* TASK GOAL *
Pick out each line containing the string "Mall".

* INFORMATION PROVIDED *
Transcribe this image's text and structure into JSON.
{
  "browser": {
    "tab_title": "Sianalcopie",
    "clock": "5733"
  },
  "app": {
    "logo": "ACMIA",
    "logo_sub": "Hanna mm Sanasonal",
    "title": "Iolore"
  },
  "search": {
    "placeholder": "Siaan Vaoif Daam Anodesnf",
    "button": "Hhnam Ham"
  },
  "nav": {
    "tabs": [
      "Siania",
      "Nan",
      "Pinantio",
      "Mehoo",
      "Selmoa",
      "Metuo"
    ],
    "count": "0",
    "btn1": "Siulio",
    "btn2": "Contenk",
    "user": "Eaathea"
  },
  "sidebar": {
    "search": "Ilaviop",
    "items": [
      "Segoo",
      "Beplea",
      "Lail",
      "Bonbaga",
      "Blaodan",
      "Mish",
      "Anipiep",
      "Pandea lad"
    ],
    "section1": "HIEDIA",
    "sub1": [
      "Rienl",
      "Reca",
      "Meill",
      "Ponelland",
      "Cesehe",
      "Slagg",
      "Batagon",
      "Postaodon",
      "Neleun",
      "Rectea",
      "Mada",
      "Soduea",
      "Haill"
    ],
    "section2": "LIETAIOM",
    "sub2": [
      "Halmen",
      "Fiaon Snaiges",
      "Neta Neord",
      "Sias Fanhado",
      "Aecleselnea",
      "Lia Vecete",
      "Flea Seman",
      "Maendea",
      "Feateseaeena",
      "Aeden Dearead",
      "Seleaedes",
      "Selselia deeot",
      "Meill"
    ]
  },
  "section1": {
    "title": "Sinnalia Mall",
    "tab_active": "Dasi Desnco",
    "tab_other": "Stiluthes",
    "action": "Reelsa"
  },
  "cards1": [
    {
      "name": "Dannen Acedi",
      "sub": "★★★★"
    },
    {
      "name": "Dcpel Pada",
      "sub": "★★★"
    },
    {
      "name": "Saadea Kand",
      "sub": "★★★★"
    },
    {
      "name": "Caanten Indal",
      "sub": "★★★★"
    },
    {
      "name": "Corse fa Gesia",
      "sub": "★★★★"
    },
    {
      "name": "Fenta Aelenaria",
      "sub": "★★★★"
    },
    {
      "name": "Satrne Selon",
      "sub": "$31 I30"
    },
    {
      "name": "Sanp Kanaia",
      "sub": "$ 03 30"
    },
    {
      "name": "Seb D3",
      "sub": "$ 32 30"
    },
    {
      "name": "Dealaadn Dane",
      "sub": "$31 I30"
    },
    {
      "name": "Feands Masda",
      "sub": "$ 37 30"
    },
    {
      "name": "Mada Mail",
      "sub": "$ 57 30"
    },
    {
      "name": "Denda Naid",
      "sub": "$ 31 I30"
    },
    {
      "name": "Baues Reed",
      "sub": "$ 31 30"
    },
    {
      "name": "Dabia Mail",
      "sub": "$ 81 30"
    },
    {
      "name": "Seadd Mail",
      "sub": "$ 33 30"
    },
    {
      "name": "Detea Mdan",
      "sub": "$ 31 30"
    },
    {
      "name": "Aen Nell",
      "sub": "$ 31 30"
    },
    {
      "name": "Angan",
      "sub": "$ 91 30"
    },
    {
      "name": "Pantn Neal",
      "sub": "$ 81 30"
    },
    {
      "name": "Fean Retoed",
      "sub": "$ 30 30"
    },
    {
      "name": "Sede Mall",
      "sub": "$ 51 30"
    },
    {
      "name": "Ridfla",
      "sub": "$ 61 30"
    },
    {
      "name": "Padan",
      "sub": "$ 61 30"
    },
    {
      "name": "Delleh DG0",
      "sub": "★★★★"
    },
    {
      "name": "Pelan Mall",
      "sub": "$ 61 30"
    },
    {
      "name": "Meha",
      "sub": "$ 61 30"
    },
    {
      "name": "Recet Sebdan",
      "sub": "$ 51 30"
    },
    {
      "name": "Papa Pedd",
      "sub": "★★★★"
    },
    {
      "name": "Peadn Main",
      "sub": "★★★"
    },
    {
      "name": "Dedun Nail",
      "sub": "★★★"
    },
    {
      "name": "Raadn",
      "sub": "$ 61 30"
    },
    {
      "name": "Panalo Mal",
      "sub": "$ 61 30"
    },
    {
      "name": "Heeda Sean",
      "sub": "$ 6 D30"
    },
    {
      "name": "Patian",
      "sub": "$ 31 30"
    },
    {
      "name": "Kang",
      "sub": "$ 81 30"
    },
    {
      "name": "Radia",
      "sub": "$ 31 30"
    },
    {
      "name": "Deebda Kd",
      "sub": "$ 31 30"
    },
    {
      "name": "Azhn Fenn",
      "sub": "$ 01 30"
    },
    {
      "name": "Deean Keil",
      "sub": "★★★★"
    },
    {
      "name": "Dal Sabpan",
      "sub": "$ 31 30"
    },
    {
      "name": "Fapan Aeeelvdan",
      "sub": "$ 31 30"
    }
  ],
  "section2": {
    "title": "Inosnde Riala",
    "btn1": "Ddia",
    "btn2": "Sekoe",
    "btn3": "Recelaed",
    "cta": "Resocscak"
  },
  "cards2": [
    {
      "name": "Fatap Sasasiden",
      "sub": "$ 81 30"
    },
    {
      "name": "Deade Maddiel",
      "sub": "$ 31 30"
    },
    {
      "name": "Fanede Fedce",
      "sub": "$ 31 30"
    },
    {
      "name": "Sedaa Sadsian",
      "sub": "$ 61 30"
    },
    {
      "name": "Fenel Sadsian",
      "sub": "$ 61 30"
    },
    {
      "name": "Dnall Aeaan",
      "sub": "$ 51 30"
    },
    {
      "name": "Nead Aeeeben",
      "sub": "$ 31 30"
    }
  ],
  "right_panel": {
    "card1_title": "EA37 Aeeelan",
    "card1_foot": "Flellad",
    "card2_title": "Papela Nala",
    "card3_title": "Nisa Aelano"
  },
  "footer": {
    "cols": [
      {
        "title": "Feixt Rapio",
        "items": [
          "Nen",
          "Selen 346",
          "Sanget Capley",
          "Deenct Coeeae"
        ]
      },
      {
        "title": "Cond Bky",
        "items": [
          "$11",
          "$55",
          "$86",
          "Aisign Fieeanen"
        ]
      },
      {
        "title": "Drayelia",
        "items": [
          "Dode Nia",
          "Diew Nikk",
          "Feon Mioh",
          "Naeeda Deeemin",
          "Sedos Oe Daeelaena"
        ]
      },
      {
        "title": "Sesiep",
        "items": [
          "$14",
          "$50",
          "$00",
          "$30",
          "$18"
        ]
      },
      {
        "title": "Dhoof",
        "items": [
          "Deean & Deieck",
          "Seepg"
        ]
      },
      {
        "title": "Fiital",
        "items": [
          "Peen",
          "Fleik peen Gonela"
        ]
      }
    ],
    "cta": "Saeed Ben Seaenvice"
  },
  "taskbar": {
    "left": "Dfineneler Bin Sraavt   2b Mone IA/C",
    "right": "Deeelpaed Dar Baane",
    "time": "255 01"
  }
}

* EXPECTED ANSWER *
    "title": "Sinnalia Mall",
      "name": "Sede Mall",
      "name": "Pelan Mall",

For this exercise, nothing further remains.